Man of Tomorrow’s Lex Warsuit leaked. Fans see Buzz Lightyear.
James Gunn posted the first official image of Nicholas Hoult in Lex Luthor’s iconic Warsuit on June 1. Set footage leaked from Atlanta on June 3. The reactions split into two camps.
On June 1, 2026, James Gunn posted the first official image of Nicholas Hoult in Lex Luthor’s iconic Warsuit on Instagram and X. The caption was three words: “Fit check. Live from the set of Man of Tomorrow.“
Two days later, on June 3, set footage and additional photos leaked from the production at the Fox Theatre in Midtown Atlanta. The footage showed Hoult and a stunt double in the full Warsuit during what appears to be a major action sequence, including a moment where the stunt double in armor goes flying through a hole in a wall, presumably courtesy of Superman.
The fan reaction split fast.
Comic book fans were thrilled. The suit is the closest live-action realization of the classic LexCorp battle armor that has shown up in DC Comics since the early 1980s. “Comic accurate once again,” wrote one fan on X. “No way y’all cooked,” wrote another. The post got over 61,000 views in hours.

### [DATASET RECORDS]
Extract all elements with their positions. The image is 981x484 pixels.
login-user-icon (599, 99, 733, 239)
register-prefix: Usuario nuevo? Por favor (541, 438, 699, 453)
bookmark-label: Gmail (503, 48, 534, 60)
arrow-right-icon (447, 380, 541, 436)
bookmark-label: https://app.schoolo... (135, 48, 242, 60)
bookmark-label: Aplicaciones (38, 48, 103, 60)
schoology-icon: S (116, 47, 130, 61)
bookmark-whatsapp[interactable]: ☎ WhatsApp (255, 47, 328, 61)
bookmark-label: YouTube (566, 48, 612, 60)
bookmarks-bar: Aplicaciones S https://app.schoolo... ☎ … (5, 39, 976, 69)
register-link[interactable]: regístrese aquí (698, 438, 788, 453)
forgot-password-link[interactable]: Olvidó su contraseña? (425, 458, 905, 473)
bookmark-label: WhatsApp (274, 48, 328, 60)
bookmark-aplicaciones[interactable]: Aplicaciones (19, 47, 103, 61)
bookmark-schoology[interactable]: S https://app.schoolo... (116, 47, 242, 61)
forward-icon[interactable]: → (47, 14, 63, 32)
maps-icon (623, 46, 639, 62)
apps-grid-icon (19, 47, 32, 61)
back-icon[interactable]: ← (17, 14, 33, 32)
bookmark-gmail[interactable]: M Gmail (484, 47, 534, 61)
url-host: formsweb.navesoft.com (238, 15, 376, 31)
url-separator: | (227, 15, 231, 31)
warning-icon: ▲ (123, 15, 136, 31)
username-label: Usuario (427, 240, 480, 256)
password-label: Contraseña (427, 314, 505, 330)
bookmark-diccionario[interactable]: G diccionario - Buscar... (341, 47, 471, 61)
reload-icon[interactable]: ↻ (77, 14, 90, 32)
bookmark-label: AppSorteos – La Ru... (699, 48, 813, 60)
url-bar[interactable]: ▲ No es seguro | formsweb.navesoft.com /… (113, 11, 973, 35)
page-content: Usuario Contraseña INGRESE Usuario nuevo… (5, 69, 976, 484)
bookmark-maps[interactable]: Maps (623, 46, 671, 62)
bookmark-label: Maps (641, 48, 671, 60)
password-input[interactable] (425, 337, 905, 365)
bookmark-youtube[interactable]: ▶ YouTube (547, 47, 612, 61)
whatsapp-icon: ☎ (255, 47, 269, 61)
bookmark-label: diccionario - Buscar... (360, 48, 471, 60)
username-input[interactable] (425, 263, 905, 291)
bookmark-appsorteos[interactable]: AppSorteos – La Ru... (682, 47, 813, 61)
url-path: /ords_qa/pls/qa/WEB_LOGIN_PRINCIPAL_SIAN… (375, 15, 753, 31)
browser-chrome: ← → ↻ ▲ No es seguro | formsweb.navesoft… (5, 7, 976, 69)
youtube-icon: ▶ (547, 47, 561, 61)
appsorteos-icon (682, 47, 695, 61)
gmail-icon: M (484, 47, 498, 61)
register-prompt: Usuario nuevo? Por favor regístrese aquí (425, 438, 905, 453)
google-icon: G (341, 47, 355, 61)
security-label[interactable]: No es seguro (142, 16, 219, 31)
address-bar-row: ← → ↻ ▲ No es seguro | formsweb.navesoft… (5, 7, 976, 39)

### [DIRECTION A]
Based on the article about the leaked Lex Luthor Warsuit, decide whether each statement agrees with it: (i) James Gunn posted the first official image of Hoult in the Warsuit on June 3; (ii) the leaked footage came from the Fox Theatre in Midtown Atlanta; (iii) comic book fans were disappointed by the suit. Answer yes or no for each, and quote the deciding words of the article.
### [DIRECTION B]
Write out the listing from its first line through the line containing "bookmark-appsorteos[interactable]: AppSorteos –", with both ends included.

### [EXERCISE RESPONSE A]
(i) No: "On June 1, 2026, James Gunn posted the first official image of Nicholas Hoult in Lex Luthor’s iconic Warsuit on Instagram and X."
(ii) Yes: "set footage and additional photos leaked from the production at the Fox Theatre in Midtown Atlanta."
(iii) No: "Comic book fans were thrilled."

### [EXERCISE RESPONSE B]
Extract all elements with their positions. The image is 981x484 pixels.
login-user-icon (599, 99, 733, 239)
register-prefix: Usuario nuevo? Por favor (541, 438, 699, 453)
bookmark-label: Gmail (503, 48, 534, 60)
arrow-right-icon (447, 380, 541, 436)
bookmark-label: https://app.schoolo... (135, 48, 242, 60)
bookmark-label: Aplicaciones (38, 48, 103, 60)
schoology-icon: S (116, 47, 130, 61)
bookmark-whatsapp[interactable]: ☎ WhatsApp (255, 47, 328, 61)
bookmark-label: YouTube (566, 48, 612, 60)
bookmarks-bar: Aplicaciones S https://app.schoolo... ☎ … (5, 39, 976, 69)
register-link[interactable]: regístrese aquí (698, 438, 788, 453)
forgot-password-link[interactable]: Olvidó su contraseña? (425, 458, 905, 473)
bookmark-label: WhatsApp (274, 48, 328, 60)
bookmark-aplicaciones[interactable]: Aplicaciones (19, 47, 103, 61)
bookmark-schoology[interactable]: S https://app.schoolo... (116, 47, 242, 61)
forward-icon[interactable]: → (47, 14, 63, 32)
maps-icon (623, 46, 639, 62)
apps-grid-icon (19, 47, 32, 61)
back-icon[interactable]: ← (17, 14, 33, 32)
bookmark-gmail[interactable]: M Gmail (484, 47, 534, 61)
url-host: formsweb.navesoft.com (238, 15, 376, 31)
url-separator: | (227, 15, 231, 31)
warning-icon: ▲ (123, 15, 136, 31)
username-label: Usuario (427, 240, 480, 256)
password-label: Contraseña (427, 314, 505, 330)
bookmark-diccionario[interactable]: G diccionario - Buscar... (341, 47, 471, 61)
reload-icon[interactable]: ↻ (77, 14, 90, 32)
bookmark-label: AppSorteos – La Ru... (699, 48, 813, 60)
url-bar[interactable]: ▲ No es seguro | formsweb.navesoft.com /… (113, 11, 973, 35)
page-content: Usuario Contraseña INGRESE Usuario nuevo… (5, 69, 976, 484)
bookmark-maps[interactable]: Maps (623, 46, 671, 62)
bookmark-label: Maps (641, 48, 671, 60)
password-input[interactable] (425, 337, 905, 365)
bookmark-youtube[interactable]: ▶ YouTube (547, 47, 612, 61)
whatsapp-icon: ☎ (255, 47, 269, 61)
bookmark-label: diccionario - Buscar... (360, 48, 471, 60)
username-input[interactable] (425, 263, 905, 291)
bookmark-appsorteos[interactable]: AppSorteos – La Ru... (682, 47, 813, 61)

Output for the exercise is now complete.